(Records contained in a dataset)
______________________________
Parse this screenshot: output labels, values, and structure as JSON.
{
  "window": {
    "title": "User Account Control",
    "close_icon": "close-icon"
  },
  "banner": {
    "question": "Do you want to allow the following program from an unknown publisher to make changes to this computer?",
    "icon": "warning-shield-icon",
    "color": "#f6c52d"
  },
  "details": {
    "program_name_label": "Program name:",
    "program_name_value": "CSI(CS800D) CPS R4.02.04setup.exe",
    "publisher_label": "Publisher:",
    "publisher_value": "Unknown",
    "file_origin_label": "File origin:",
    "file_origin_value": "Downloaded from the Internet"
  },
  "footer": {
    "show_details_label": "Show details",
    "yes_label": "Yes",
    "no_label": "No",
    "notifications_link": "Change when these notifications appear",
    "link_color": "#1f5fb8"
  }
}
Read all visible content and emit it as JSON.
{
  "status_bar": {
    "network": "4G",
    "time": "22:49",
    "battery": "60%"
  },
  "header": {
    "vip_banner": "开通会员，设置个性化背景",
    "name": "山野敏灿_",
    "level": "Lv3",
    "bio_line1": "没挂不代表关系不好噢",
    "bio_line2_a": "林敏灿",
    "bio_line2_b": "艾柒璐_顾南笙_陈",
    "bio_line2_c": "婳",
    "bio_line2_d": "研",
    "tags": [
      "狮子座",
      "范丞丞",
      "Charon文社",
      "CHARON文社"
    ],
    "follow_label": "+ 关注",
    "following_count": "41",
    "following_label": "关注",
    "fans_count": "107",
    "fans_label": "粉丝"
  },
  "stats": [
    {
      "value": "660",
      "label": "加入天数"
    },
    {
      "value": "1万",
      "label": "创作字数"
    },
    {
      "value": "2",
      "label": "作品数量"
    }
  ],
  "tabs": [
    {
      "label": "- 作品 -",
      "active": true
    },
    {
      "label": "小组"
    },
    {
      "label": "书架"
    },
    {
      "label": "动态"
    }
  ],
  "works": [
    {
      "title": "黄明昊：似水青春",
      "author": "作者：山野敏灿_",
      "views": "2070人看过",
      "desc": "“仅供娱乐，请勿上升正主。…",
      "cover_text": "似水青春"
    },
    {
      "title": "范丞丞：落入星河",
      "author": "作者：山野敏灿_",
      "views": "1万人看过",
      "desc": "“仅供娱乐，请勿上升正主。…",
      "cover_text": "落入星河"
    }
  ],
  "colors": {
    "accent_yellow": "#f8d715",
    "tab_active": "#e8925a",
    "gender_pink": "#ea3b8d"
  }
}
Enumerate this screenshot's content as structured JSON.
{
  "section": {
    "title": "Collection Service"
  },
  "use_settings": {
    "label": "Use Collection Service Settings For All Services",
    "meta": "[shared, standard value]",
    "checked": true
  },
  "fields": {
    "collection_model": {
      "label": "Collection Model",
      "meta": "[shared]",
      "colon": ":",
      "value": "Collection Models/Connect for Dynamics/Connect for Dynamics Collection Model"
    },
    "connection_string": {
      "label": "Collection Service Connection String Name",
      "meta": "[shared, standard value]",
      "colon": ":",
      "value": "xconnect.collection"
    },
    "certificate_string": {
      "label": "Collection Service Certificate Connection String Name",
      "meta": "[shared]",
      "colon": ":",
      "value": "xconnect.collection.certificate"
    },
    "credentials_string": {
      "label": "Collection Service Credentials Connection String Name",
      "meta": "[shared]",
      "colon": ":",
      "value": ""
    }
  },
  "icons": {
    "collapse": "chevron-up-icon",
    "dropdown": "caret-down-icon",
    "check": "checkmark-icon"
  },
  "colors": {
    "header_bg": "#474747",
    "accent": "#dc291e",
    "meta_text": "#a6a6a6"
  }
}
______________________________
▶ WHAT TO PRODUCE
Go through the records above and retype each one exactly.

▶ TASK ANSWER
Parse this screenshot: output labels, values, and structure as JSON.
{
  "window": {
    "title": "User Account Control",
    "close_icon": "close-icon"
  },
  "banner": {
    "question": "Do you want to allow the following program from an unknown publisher to make changes to this computer?",
    "icon": "warning-shield-icon",
    "color": "#f6c52d"
  },
  "details": {
    "program_name_label": "Program name:",
    "program_name_value": "CSI(CS800D) CPS R4.02.04setup.exe",
    "publisher_label": "Publisher:",
    "publisher_value": "Unknown",
    "file_origin_label": "File origin:",
    "file_origin_value": "Downloaded from the Internet"
  },
  "footer": {
    "show_details_label": "Show details",
    "yes_label": "Yes",
    "no_label": "No",
    "notifications_link": "Change when these notifications appear",
    "link_color": "#1f5fb8"
  }
}
Read all visible content and emit it as JSON.
{
  "status_bar": {
    "network": "4G",
    "time": "22:49",
    "battery": "60%"
  },
  "header": {
    "vip_banner": "开通会员，设置个性化背景",
    "name": "山野敏灿_",
    "level": "Lv3",
    "bio_line1": "没挂不代表关系不好噢",
    "bio_line2_a": "林敏灿",
    "bio_line2_b": "艾柒璐_顾南笙_陈",
    "bio_line2_c": "婳",
    "bio_line2_d": "研",
    "tags": [
      "狮子座",
      "范丞丞",
      "Charon文社",
      "CHARON文社"
    ],
    "follow_label": "+ 关注",
    "following_count": "41",
    "following_label": "关注",
    "fans_count": "107",
    "fans_label": "粉丝"
  },
  "stats": [
    {
      "value": "660",
      "label": "加入天数"
    },
    {
      "value": "1万",
      "label": "创作字数"
    },
    {
      "value": "2",
      "label": "作品数量"
    }
  ],
  "tabs": [
    {
      "label": "- 作品 -",
      "active": true
    },
    {
      "label": "小组"
    },
    {
      "label": "书架"
    },
    {
      "label": "动态"
    }
  ],
  "works": [
    {
      "title": "黄明昊：似水青春",
      "author": "作者：山野敏灿_",
      "views": "2070人看过",
      "desc": "“仅供娱乐，请勿上升正主。…",
      "cover_text": "似水青春"
    },
    {
      "title": "范丞丞：落入星河",
      "author": "作者：山野敏灿_",
      "views": "1万人看过",
      "desc": "“仅供娱乐，请勿上升正主。…",
      "cover_text": "落入星河"
    }
  ],
  "colors": {
    "accent_yellow": "#f8d715",
    "tab_active": "#e8925a",
    "gender_pink": "#ea3b8d"
  }
}
Enumerate this screenshot's content as structured JSON.
{
  "section": {
    "title": "Collection Service"
  },
  "use_settings": {
    "label": "Use Collection Service Settings For All Services",
    "meta": "[shared, standard value]",
    "checked": true
  },
  "fields": {
    "collection_model": {
      "label": "Collection Model",
      "meta": "[shared]",
      "colon": ":",
      "value": "Collection Models/Connect for Dynamics/Connect for Dynamics Collection Model"
    },
    "connection_string": {
      "label": "Collection Service Connection String Name",
      "meta": "[shared, standard value]",
      "colon": ":",
      "value": "xconnect.collection"
    },
    "certificate_string": {
      "label": "Collection Service Certificate Connection String Name",
      "meta": "[shared]",
      "colon": ":",
      "value": "xconnect.collection.certificate"
    },
    "credentials_string": {
      "label": "Collection Service Credentials Connection String Name",
      "meta": "[shared]",
      "colon": ":",
      "value": ""
    }
  },
  "icons": {
    "collapse": "chevron-up-icon",
    "dropdown": "caret-down-icon",
    "check": "checkmark-icon"
  },
  "colors": {
    "header_bg": "#474747",
    "accent": "#dc291e",
    "meta_text": "#a6a6a6"
  }
}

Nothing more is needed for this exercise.